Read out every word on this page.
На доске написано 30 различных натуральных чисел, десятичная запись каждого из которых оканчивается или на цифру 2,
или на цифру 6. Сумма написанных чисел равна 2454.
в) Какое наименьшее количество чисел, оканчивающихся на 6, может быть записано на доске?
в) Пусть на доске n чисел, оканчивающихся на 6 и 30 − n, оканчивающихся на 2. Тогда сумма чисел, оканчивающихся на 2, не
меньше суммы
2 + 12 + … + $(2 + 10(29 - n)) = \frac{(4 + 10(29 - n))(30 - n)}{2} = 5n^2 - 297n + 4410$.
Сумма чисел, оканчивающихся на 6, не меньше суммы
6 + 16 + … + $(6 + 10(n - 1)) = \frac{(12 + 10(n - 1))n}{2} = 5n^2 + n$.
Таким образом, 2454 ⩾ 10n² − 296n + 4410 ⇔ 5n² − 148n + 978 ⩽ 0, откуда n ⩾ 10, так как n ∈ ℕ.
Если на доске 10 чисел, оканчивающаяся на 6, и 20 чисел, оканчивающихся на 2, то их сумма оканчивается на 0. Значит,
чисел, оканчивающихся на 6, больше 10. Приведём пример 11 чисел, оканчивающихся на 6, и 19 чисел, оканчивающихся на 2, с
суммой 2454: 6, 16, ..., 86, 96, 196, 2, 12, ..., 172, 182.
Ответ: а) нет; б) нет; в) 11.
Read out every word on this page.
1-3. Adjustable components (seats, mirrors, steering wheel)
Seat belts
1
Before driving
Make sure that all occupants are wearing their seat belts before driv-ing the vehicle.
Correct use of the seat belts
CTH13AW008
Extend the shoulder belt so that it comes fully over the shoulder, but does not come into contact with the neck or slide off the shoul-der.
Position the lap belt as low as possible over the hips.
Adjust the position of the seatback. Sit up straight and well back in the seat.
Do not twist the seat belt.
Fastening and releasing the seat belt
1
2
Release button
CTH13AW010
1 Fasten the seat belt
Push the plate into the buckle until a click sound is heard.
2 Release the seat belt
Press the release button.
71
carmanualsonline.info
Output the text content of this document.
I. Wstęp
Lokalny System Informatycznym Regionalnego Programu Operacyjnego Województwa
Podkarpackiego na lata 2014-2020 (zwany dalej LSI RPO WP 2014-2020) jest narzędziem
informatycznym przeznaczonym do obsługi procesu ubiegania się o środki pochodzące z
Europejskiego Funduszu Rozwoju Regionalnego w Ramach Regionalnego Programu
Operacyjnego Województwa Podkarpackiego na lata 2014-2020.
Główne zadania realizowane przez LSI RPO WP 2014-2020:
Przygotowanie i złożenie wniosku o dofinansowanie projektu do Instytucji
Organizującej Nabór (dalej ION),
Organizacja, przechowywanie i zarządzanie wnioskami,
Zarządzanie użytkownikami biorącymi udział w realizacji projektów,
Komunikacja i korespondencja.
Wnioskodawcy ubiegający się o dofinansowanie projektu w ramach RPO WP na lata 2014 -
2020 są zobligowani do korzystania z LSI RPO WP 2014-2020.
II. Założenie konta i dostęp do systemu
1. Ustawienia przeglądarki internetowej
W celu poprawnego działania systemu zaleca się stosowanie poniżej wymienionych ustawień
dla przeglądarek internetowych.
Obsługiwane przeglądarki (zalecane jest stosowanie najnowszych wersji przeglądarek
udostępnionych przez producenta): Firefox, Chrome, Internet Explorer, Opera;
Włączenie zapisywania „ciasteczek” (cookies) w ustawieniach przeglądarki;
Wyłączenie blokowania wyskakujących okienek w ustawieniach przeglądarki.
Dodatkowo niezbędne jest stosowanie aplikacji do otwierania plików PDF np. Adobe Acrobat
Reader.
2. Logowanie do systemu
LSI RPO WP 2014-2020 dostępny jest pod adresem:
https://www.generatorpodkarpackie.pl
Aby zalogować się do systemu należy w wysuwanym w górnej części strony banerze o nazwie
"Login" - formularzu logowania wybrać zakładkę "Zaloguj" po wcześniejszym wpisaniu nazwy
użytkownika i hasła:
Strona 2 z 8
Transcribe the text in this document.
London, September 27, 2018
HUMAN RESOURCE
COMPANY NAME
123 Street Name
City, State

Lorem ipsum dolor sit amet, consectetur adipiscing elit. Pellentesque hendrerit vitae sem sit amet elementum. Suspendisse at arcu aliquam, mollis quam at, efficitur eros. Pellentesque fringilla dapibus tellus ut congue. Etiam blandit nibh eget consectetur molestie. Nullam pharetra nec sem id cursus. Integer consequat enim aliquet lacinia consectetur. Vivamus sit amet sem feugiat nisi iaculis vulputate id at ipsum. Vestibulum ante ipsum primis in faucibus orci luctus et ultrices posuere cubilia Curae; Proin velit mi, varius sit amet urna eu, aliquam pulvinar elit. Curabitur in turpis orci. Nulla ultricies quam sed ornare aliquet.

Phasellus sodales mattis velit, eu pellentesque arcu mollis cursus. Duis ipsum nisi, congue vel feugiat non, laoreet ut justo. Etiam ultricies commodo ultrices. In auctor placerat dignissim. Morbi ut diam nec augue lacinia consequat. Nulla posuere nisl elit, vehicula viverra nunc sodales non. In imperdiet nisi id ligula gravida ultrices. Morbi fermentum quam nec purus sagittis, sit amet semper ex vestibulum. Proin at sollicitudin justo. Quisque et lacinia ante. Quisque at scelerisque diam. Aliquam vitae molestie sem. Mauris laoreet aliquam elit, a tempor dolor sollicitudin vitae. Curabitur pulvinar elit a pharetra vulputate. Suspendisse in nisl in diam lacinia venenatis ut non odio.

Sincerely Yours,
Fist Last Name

----------------------------------------

| Stated problem |
Return all of the data exactly as it reads.

| Right answer |
Read out every word on this page.
На доске написано 30 различных натуральных чисел, десятичная запись каждого из которых оканчивается или на цифру 2,
или на цифру 6. Сумма написанных чисел равна 2454.
в) Какое наименьшее количество чисел, оканчивающихся на 6, может быть записано на доске?
в) Пусть на доске n чисел, оканчивающихся на 6 и 30 − n, оканчивающихся на 2. Тогда сумма чисел, оканчивающихся на 2, не
меньше суммы
2 + 12 + … + $(2 + 10(29 - n)) = \frac{(4 + 10(29 - n))(30 - n)}{2} = 5n^2 - 297n + 4410$.
Сумма чисел, оканчивающихся на 6, не меньше суммы
6 + 16 + … + $(6 + 10(n - 1)) = \frac{(12 + 10(n - 1))n}{2} = 5n^2 + n$.
Таким образом, 2454 ⩾ 10n² − 296n + 4410 ⇔ 5n² − 148n + 978 ⩽ 0, откуда n ⩾ 10, так как n ∈ ℕ.
Если на доске 10 чисел, оканчивающаяся на 6, и 20 чисел, оканчивающихся на 2, то их сумма оканчивается на 0. Значит,
чисел, оканчивающихся на 6, больше 10. Приведём пример 11 чисел, оканчивающихся на 6, и 19 чисел, оканчивающихся на 2, с
суммой 2454: 6, 16, ..., 86, 96, 196, 2, 12, ..., 172, 182.
Ответ: а) нет; б) нет; в) 11.
Read out every word on this page.
1-3. Adjustable components (seats, mirrors, steering wheel)
Seat belts
1
Before driving
Make sure that all occupants are wearing their seat belts before driv-ing the vehicle.
Correct use of the seat belts
CTH13AW008
Extend the shoulder belt so that it comes fully over the shoulder, but does not come into contact with the neck or slide off the shoul-der.
Position the lap belt as low as possible over the hips.
Adjust the position of the seatback. Sit up straight and well back in the seat.
Do not twist the seat belt.
Fastening and releasing the seat belt
1
2
Release button
CTH13AW010
1 Fasten the seat belt
Push the plate into the buckle until a click sound is heard.
2 Release the seat belt
Press the release button.
71
carmanualsonline.info
Output the text content of this document.
I. Wstęp
Lokalny System Informatycznym Regionalnego Programu Operacyjnego Województwa
Podkarpackiego na lata 2014-2020 (zwany dalej LSI RPO WP 2014-2020) jest narzędziem
informatycznym przeznaczonym do obsługi procesu ubiegania się o środki pochodzące z
Europejskiego Funduszu Rozwoju Regionalnego w Ramach Regionalnego Programu
Operacyjnego Województwa Podkarpackiego na lata 2014-2020.
Główne zadania realizowane przez LSI RPO WP 2014-2020:
Przygotowanie i złożenie wniosku o dofinansowanie projektu do Instytucji
Organizującej Nabór (dalej ION),
Organizacja, przechowywanie i zarządzanie wnioskami,
Zarządzanie użytkownikami biorącymi udział w realizacji projektów,
Komunikacja i korespondencja.
Wnioskodawcy ubiegający się o dofinansowanie projektu w ramach RPO WP na lata 2014 -
2020 są zobligowani do korzystania z LSI RPO WP 2014-2020.
II. Założenie konta i dostęp do systemu
1. Ustawienia przeglądarki internetowej
W celu poprawnego działania systemu zaleca się stosowanie poniżej wymienionych ustawień
dla przeglądarek internetowych.
Obsługiwane przeglądarki (zalecane jest stosowanie najnowszych wersji przeglądarek
udostępnionych przez producenta): Firefox, Chrome, Internet Explorer, Opera;
Włączenie zapisywania „ciasteczek” (cookies) w ustawieniach przeglądarki;
Wyłączenie blokowania wyskakujących okienek w ustawieniach przeglądarki.
Dodatkowo niezbędne jest stosowanie aplikacji do otwierania plików PDF np. Adobe Acrobat
Reader.
2. Logowanie do systemu
LSI RPO WP 2014-2020 dostępny jest pod adresem:
https://www.generatorpodkarpackie.pl
Aby zalogować się do systemu należy w wysuwanym w górnej części strony banerze o nazwie
"Login" - formularzu logowania wybrać zakładkę "Zaloguj" po wcześniejszym wpisaniu nazwy
użytkownika i hasła:
Strona 2 z 8
Transcribe the text in this document.
London, September 27, 2018
HUMAN RESOURCE
COMPANY NAME
123 Street Name
City, State

Lorem ipsum dolor sit amet, consectetur adipiscing elit. Pellentesque hendrerit vitae sem sit amet elementum. Suspendisse at arcu aliquam, mollis quam at, efficitur eros. Pellentesque fringilla dapibus tellus ut congue. Etiam blandit nibh eget consectetur molestie. Nullam pharetra nec sem id cursus. Integer consequat enim aliquet lacinia consectetur. Vivamus sit amet sem feugiat nisi iaculis vulputate id at ipsum. Vestibulum ante ipsum primis in faucibus orci luctus et ultrices posuere cubilia Curae; Proin velit mi, varius sit amet urna eu, aliquam pulvinar elit. Curabitur in turpis orci. Nulla ultricies quam sed ornare aliquet.

Phasellus sodales mattis velit, eu pellentesque arcu mollis cursus. Duis ipsum nisi, congue vel feugiat non, laoreet ut justo. Etiam ultricies commodo ultrices. In auctor placerat dignissim. Morbi ut diam nec augue lacinia consequat. Nulla posuere nisl elit, vehicula viverra nunc sodales non. In imperdiet nisi id ligula gravida ultrices. Morbi fermentum quam nec purus sagittis, sit amet semper ex vestibulum. Proin at sollicitudin justo. Quisque et lacinia ante. Quisque at scelerisque diam. Aliquam vitae molestie sem. Mauris laoreet aliquam elit, a tempor dolor sollicitudin vitae. Curabitur pulvinar elit a pharetra vulputate. Suspendisse in nisl in diam lacinia venenatis ut non odio.

Sincerely Yours,
Fist Last Name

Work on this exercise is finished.